● Given problem
Pick up the notebook on APIs and distance metrics after its last line and write the part that comes next.
begin Document
# Week 4: APIs and Distance Metrics

Today we will continue learning about gathering data. We discussed open data portals and how to get US Census data from the Census Bureau API. We will continue learning about different API types and learn how to use the Google Maps API to geolocate places, get directions, and more. Through this, we will also learn about different distance measurements. 

In [None]:
import pandas as pd
import numpy as np
import geopandas as gpd

### Brief aside: dealing with strings

Recall: strings are sets of text made up of individual characters. There are a few important ways you can manipulate strings:

In [None]:
# Recall that strings can be indexed just like lists
address = "921 University Ave, Ithaca, NY 14853"
address[0:10]

In [None]:
# You can also replace chunks of text with another
# The format is x.replace(old_text, new_text)
address.replace("University", "College")

In [None]:
# This is helpful when you want to remove characters, you can replace them with empty strings: ""
address.replace("921", "")

In [None]:
# It will replace ALL instances of the old text, like for example spaces:
address.replace(" ", "")
end Document
begin Data lines
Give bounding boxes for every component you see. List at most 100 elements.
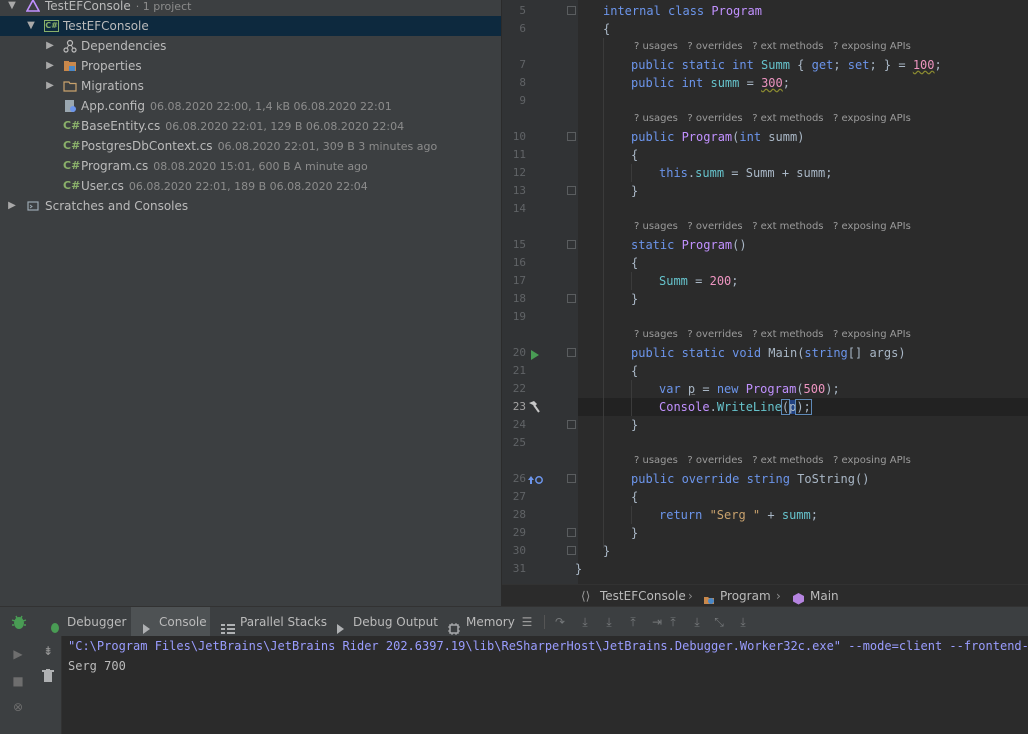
end Data lines
● Response to the task
In [None]:
# You can also concatenate or join text in a list together into one string:
# The format is "separator".join(list)

address_chunks = ["921", "University", "Ave", "Ithaca", "NY", "14853"]
# You usually want to add a space between words so the separator can be " "
" ".join(address_chunks)

In [None]:
# But it can be any character that you want
"*".join(address_chunks)

In [None]:
# Let's look at our list of new york housing listings

nyc_housing = pd.read_csv('newyork_housing.csv')
nyc_housing.head()

In [None]:
# With dataframes, you can also add text a few different ways:

#For example lets save the city state
nyc_housing['citystate'] = nyc_housing['address/city'] + ", " + nyc_housing['address/state']
nyc_housing.head()

In [None]:
# We can also use .apply and .join

nyc_housing['citystate'] = nyc_housing.apply(lambda x: ", ".join([x['address/city'], x['address/state']]), axis=1) 
# We add axis=1 when we .apply to more than one column, in this case the whole dataframe

In [None]:
# Error! .join expects strings and it looks like sometimes we have NaN values
# We can REPLACE the nans with empty strings and then ensure the type is a string

nyc_housing['address/city'] = nyc_housing['address/city'].astype(str).replace(np.nan, '')
nyc_housing['address/state'] = nyc_housing['address/state'].astype(str).replace(np.nan, '')
nyc_housing['citystate'] = nyc_housing.apply(lambda x: ", ".join([x['address/city'], x['address/state']]), axis=1) 
nyc_housing.head()

In [None]:
## YOUR TURN
## Create a new column that has the whole string address 

## HINT You will want to make the zipcodes into integers


## Google Maps API

One powerful API we can use is from Google Maps.

First, we need to get set up in the Google Cloud Console. 

Once we are set up, we can import the `googlemaps` package and insert our API key.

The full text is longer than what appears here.